* _Problem statement_
Print the entries below word for word; the pictures stay out of your copy.

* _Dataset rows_
*-*-*
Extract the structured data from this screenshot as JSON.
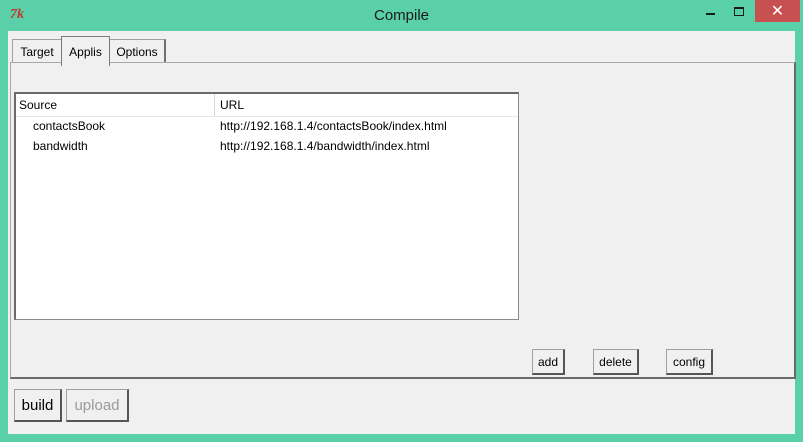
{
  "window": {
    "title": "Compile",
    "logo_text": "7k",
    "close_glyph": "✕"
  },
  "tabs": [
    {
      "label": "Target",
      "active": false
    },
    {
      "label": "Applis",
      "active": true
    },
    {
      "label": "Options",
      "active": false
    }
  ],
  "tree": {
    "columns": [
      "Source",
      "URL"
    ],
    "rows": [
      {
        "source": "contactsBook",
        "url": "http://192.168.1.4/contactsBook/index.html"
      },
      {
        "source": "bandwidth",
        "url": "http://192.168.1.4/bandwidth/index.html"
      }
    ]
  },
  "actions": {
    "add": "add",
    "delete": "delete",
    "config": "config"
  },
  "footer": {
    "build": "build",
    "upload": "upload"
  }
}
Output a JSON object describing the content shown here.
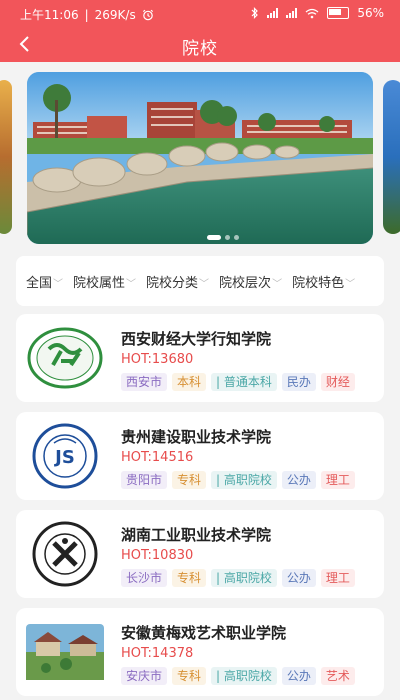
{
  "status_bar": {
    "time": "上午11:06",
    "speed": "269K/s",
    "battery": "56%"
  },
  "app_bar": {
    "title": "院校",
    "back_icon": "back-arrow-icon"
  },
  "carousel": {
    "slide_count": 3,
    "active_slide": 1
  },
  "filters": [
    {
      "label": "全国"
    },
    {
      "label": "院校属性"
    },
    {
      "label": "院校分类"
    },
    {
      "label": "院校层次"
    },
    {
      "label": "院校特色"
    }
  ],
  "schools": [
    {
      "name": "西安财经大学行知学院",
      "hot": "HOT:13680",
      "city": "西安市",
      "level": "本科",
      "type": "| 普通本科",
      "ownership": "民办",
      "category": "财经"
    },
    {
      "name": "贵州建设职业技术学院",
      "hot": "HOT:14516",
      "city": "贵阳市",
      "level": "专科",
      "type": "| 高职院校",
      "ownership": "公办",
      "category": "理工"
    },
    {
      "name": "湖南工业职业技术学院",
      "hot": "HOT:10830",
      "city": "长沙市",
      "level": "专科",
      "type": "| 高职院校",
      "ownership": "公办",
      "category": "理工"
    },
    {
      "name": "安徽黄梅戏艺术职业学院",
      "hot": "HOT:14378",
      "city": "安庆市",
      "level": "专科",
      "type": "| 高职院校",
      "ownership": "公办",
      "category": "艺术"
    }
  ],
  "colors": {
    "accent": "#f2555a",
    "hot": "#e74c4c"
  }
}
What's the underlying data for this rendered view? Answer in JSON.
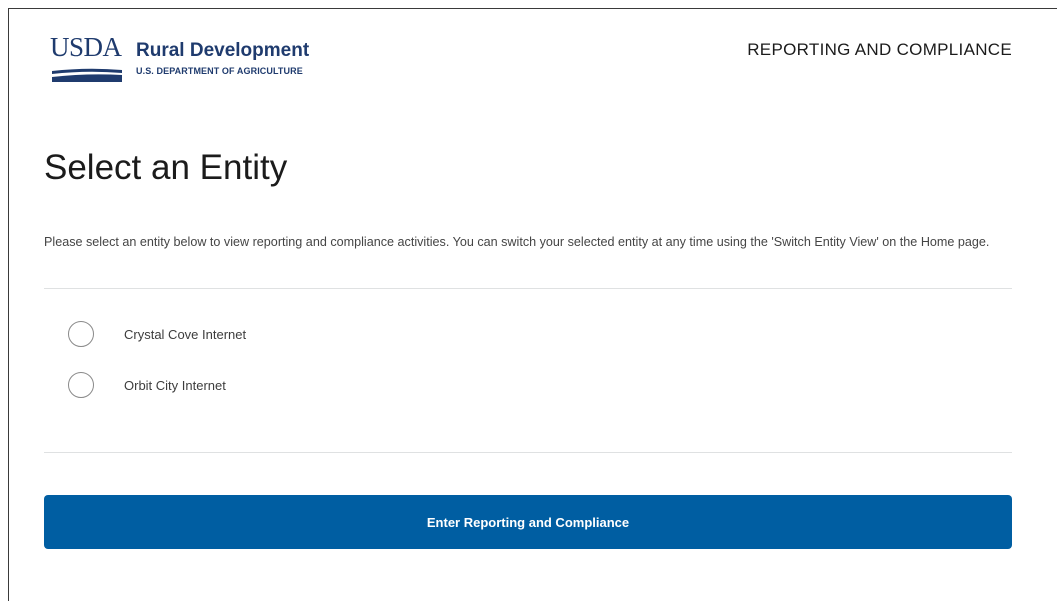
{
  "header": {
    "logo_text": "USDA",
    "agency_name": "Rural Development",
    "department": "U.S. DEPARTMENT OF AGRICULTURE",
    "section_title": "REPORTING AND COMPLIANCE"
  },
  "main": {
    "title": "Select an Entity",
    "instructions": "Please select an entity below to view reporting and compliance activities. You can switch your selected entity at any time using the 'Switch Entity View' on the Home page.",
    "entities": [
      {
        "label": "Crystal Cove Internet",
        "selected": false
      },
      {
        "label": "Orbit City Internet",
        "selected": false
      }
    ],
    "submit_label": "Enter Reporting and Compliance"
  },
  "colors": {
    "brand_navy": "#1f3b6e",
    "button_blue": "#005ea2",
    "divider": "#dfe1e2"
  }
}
*-*-*
* _Answer to the task_
Extract the structured data from this screenshot as JSON.
{
  "window": {
    "title": "Compile",
    "logo_text": "7k",
    "close_glyph": "✕"
  },
  "tabs": [
    {
      "label": "Target",
      "active": false
    },
    {
      "label": "Applis",
      "active": true
    },
    {
      "label": "Options",
      "active": false
    }
  ],
  "tree": {
    "columns": [
      "Source",
      "URL"
    ],
    "rows": [
      {
        "source": "contactsBook",
        "url": "http://192.168.1.4/contactsBook/index.html"
      },
      {
        "source": "bandwidth",
        "url": "http://192.168.1.4/bandwidth/index.html"
      }
    ]
  },
  "actions": {
    "add": "add",
    "delete": "delete",
    "config": "config"
  },
  "footer": {
    "build": "build",
    "upload": "upload"
  }
}
Output a JSON object describing the content shown here.
{
  "status_bar": {
    "time": "上午11:06",
    "speed": "269K/s",
    "battery": "56%"
  },
  "app_bar": {
    "title": "院校",
    "back_icon": "back-arrow-icon"
  },
  "carousel": {
    "slide_count": 3,
    "active_slide": 1
  },
  "filters": [
    {
      "label": "全国"
    },
    {
      "label": "院校属性"
    },
    {
      "label": "院校分类"
    },
    {
      "label": "院校层次"
    },
    {
      "label": "院校特色"
    }
  ],
  "schools": [
    {
      "name": "西安财经大学行知学院",
      "hot": "HOT:13680",
      "city": "西安市",
      "level": "本科",
      "type": "| 普通本科",
      "ownership": "民办",
      "category": "财经"
    },
    {
      "name": "贵州建设职业技术学院",
      "hot": "HOT:14516",
      "city": "贵阳市",
      "level": "专科",
      "type": "| 高职院校",
      "ownership": "公办",
      "category": "理工"
    },
    {
      "name": "湖南工业职业技术学院",
      "hot": "HOT:10830",
      "city": "长沙市",
      "level": "专科",
      "type": "| 高职院校",
      "ownership": "公办",
      "category": "理工"
    },
    {
      "name": "安徽黄梅戏艺术职业学院",
      "hot": "HOT:14378",
      "city": "安庆市",
      "level": "专科",
      "type": "| 高职院校",
      "ownership": "公办",
      "category": "艺术"
    }
  ],
  "colors": {
    "accent": "#f2555a",
    "hot": "#e74c4c"
  }
}
What's the underlying data for this rendered view? Answer in JSON.
{
  "header": {
    "logo_text": "USDA",
    "agency_name": "Rural Development",
    "department": "U.S. DEPARTMENT OF AGRICULTURE",
    "section_title": "REPORTING AND COMPLIANCE"
  },
  "main": {
    "title": "Select an Entity",
    "instructions": "Please select an entity below to view reporting and compliance activities. You can switch your selected entity at any time using the 'Switch Entity View' on the Home page.",
    "entities": [
      {
        "label": "Crystal Cove Internet",
        "selected": false
      },
      {
        "label": "Orbit City Internet",
        "selected": false
      }
    ],
    "submit_label": "Enter Reporting and Compliance"
  },
  "colors": {
    "brand_navy": "#1f3b6e",
    "button_blue": "#005ea2",
    "divider": "#dfe1e2"
  }
}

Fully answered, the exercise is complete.